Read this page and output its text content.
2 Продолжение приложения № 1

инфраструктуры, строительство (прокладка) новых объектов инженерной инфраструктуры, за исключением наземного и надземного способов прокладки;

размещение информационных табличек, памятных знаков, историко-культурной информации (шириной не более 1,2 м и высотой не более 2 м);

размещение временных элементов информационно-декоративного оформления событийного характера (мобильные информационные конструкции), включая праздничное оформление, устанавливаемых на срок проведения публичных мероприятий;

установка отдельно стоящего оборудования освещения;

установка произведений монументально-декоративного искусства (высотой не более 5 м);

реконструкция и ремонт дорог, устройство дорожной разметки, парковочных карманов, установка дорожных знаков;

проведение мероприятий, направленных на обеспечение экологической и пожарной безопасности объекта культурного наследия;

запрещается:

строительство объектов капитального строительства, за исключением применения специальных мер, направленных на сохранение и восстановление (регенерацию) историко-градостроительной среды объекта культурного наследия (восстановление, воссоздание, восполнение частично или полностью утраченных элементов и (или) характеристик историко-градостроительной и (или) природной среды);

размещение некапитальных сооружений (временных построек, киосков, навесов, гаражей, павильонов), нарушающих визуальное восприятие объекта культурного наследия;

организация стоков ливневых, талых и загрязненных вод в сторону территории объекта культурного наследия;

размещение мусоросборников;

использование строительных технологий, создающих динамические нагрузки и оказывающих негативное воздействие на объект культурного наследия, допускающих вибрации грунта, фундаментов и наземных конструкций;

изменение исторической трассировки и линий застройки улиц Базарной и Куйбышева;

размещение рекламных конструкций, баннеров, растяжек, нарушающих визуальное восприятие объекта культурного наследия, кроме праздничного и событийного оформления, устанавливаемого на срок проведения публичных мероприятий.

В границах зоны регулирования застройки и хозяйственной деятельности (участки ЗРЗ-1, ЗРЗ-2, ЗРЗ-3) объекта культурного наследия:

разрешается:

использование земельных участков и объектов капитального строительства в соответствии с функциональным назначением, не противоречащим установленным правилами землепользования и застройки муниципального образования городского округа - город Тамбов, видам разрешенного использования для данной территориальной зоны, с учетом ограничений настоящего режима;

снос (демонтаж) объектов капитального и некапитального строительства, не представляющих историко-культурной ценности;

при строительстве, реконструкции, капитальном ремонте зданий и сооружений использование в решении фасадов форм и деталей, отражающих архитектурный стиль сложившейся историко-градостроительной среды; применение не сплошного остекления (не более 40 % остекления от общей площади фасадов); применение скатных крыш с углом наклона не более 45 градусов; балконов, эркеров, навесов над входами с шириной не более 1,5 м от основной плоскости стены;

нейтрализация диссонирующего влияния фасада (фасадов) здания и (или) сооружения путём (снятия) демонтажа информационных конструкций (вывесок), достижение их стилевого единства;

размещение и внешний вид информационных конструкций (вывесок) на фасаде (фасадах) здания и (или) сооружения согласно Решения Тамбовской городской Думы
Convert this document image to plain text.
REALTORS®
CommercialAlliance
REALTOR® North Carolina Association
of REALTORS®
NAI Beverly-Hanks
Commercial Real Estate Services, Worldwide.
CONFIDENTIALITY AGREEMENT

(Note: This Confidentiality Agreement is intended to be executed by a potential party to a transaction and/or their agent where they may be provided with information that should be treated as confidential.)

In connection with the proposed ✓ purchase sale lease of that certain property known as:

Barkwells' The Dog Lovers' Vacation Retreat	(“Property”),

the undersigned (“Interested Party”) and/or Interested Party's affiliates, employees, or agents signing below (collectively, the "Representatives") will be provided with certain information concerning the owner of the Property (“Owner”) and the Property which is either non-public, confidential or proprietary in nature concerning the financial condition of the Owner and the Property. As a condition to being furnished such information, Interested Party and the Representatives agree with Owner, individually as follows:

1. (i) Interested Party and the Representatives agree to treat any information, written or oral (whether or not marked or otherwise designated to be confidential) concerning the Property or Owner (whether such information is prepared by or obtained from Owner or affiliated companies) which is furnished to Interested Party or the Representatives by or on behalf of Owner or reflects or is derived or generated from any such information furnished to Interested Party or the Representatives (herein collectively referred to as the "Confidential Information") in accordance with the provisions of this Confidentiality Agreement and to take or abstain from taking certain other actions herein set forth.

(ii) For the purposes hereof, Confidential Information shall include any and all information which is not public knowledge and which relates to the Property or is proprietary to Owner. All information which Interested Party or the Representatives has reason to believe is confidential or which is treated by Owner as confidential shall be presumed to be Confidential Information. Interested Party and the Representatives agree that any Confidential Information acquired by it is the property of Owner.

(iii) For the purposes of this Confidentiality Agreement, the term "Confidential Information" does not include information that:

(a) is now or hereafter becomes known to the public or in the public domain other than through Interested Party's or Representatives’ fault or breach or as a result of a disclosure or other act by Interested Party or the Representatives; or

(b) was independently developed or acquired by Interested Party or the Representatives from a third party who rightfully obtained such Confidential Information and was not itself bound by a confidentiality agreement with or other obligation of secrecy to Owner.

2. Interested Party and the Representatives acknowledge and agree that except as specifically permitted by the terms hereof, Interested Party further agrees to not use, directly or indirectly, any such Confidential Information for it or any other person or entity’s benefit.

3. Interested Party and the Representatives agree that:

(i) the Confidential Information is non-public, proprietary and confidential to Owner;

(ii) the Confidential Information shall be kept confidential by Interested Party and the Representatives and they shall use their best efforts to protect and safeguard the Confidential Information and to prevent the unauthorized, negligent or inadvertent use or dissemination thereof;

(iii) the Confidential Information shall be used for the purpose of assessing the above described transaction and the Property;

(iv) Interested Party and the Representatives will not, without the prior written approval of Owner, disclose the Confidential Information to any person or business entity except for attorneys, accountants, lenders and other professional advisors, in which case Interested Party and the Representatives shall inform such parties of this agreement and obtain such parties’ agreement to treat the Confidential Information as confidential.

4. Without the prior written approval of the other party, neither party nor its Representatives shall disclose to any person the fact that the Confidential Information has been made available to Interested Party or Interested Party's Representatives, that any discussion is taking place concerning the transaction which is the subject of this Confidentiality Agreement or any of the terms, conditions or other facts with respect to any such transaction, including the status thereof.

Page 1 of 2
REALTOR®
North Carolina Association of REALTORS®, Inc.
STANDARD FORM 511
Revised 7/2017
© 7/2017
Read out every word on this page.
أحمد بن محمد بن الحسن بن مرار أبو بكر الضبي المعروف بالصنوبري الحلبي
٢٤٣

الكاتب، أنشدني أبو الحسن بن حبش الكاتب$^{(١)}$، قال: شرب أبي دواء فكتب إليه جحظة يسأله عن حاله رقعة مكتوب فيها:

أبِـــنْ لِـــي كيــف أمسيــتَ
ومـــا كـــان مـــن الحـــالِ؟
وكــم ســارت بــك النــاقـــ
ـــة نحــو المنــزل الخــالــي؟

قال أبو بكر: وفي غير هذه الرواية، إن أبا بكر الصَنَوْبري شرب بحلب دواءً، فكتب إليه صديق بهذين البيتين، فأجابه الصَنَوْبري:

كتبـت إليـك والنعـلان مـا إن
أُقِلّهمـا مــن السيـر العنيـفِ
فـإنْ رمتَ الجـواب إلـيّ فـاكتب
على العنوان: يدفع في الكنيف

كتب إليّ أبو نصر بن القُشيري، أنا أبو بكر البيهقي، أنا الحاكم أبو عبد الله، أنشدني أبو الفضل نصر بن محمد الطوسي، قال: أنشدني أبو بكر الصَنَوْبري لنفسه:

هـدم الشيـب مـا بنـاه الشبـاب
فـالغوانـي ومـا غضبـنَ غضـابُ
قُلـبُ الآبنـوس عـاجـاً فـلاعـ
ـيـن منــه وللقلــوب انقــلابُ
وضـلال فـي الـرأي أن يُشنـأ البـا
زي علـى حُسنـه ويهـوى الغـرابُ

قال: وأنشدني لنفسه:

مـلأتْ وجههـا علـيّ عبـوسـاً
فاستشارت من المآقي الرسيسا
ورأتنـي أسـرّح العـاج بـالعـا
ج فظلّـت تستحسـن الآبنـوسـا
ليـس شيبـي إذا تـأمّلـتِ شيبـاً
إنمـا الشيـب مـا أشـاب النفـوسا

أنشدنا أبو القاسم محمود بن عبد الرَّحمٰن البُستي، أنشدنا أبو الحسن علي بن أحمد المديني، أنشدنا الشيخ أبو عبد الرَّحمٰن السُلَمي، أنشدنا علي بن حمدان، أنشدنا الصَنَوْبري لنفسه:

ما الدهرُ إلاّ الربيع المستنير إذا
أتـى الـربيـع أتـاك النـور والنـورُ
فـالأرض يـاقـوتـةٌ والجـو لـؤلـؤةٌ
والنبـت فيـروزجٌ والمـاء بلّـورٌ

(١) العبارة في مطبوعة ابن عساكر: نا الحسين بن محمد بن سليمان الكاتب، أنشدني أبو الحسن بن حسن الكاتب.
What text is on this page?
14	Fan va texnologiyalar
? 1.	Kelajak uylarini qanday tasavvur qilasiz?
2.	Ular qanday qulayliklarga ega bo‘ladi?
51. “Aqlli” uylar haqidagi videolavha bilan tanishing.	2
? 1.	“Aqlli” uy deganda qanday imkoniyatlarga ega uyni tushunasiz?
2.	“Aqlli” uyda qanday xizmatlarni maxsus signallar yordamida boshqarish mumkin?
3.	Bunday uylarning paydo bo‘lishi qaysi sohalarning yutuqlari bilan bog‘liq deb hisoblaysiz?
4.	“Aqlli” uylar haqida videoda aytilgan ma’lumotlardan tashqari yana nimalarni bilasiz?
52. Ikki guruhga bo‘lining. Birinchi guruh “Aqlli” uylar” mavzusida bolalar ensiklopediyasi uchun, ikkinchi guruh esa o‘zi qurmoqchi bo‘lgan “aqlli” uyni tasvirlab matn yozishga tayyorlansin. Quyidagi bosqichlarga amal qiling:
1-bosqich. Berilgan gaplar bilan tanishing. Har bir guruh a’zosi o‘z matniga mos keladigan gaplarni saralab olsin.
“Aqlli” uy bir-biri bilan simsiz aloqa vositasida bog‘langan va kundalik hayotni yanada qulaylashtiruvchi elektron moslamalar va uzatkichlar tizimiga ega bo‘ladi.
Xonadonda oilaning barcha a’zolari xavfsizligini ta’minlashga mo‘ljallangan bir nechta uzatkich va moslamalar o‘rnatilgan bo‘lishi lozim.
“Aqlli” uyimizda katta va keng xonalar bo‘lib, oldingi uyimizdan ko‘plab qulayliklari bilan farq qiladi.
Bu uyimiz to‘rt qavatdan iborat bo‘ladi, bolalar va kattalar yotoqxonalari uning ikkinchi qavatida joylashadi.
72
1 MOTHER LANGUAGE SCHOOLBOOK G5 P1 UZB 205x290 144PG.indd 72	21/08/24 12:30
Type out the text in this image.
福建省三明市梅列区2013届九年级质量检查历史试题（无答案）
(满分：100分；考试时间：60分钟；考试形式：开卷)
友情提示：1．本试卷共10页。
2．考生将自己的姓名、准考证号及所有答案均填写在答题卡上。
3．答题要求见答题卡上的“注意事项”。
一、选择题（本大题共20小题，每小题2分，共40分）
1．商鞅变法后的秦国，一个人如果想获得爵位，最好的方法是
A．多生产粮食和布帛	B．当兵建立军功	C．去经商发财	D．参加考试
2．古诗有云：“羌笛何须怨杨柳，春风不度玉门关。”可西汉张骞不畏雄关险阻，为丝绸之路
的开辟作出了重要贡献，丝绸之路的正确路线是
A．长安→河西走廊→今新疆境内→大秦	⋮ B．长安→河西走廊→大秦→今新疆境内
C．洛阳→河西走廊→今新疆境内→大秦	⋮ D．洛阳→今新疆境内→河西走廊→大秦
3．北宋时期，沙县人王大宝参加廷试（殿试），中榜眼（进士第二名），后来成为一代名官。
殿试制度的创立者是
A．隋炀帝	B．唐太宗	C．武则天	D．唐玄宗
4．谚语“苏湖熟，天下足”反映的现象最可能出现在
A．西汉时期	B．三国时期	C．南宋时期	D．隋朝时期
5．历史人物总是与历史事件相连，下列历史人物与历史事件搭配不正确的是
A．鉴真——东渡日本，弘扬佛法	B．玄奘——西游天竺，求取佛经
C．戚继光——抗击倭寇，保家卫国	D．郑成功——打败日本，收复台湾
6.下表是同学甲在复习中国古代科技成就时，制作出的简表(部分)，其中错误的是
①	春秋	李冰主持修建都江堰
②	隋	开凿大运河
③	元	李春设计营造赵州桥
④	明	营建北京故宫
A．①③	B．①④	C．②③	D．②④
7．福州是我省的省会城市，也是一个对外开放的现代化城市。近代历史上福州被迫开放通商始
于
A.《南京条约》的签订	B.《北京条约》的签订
########
WHAT YOU NEED TO DO:
Copy in full each line that holds the word "will".

COMPLETE OUTPUT:
the undersigned (“Interested Party”) and/or Interested Party's affiliates, employees, or agents signing below (collectively, the "Representatives") will be provided with certain information concerning the owner of the Property (“Owner”) and the Property which is either non-public, confidential or proprietary in nature concerning the financial condition of the Owner and the Property. As a condition to being furnished such information, Interested Party and the Representatives agree with Owner, individually as follows:
(iv) Interested Party and the Representatives will not, without the prior written approval of Owner, disclose the Confidential Information to any person or business entity except for attorneys, accountants, lenders and other professional advisors, in which case Interested Party and the Representatives shall inform such parties of this agreement and obtain such parties’ agreement to treat the Confidential Information as confidential.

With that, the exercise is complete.